■ **YOUR INSTRUCTIONS**
Transcribe the full listing below exactly.

-----

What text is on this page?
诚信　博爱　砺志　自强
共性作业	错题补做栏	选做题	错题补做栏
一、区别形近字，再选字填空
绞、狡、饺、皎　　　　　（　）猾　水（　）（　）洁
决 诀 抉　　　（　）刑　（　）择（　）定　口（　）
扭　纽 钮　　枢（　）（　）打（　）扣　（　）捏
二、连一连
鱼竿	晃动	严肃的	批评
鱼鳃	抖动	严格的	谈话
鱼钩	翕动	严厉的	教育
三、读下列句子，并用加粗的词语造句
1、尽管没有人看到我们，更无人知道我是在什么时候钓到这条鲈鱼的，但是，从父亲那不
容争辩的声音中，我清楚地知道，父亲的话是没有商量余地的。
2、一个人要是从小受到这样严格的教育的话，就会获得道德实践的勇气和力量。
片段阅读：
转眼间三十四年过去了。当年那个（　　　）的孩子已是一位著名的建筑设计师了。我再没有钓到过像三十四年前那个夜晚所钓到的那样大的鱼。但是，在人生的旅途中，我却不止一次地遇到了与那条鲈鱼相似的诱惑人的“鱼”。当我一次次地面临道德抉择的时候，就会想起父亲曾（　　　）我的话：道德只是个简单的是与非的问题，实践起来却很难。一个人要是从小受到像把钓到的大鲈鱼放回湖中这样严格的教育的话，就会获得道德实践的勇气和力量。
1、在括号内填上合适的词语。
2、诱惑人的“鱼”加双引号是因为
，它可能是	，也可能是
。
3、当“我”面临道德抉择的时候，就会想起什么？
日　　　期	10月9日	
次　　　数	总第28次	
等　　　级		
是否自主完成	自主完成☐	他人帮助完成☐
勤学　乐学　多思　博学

-----

■ **ANSWER FOR THE TASK**
What text is on this page?
诚信　博爱　砺志　自强
共性作业	错题补做栏	选做题	错题补做栏
一、区别形近字，再选字填空
绞、狡、饺、皎　　　　　（　）猾　水（　）（　）洁
决 诀 抉　　　（　）刑　（　）择（　）定　口（　）
扭　纽 钮　　枢（　）（　）打（　）扣　（　）捏
二、连一连
鱼竿	晃动	严肃的	批评
鱼鳃	抖动	严格的	谈话
鱼钩	翕动	严厉的	教育
三、读下列句子，并用加粗的词语造句
1、尽管没有人看到我们，更无人知道我是在什么时候钓到这条鲈鱼的，但是，从父亲那不
容争辩的声音中，我清楚地知道，父亲的话是没有商量余地的。
2、一个人要是从小受到这样严格的教育的话，就会获得道德实践的勇气和力量。
片段阅读：
转眼间三十四年过去了。当年那个（　　　）的孩子已是一位著名的建筑设计师了。我再没有钓到过像三十四年前那个夜晚所钓到的那样大的鱼。但是，在人生的旅途中，我却不止一次地遇到了与那条鲈鱼相似的诱惑人的“鱼”。当我一次次地面临道德抉择的时候，就会想起父亲曾（　　　）我的话：道德只是个简单的是与非的问题，实践起来却很难。一个人要是从小受到像把钓到的大鲈鱼放回湖中这样严格的教育的话，就会获得道德实践的勇气和力量。
1、在括号内填上合适的词语。
2、诱惑人的“鱼”加双引号是因为
，它可能是	，也可能是
。
3、当“我”面临道德抉择的时候，就会想起什么？
日　　　期	10月9日	
次　　　数	总第28次	
等　　　级		
是否自主完成	自主完成☐	他人帮助完成☐
勤学　乐学　多思　博学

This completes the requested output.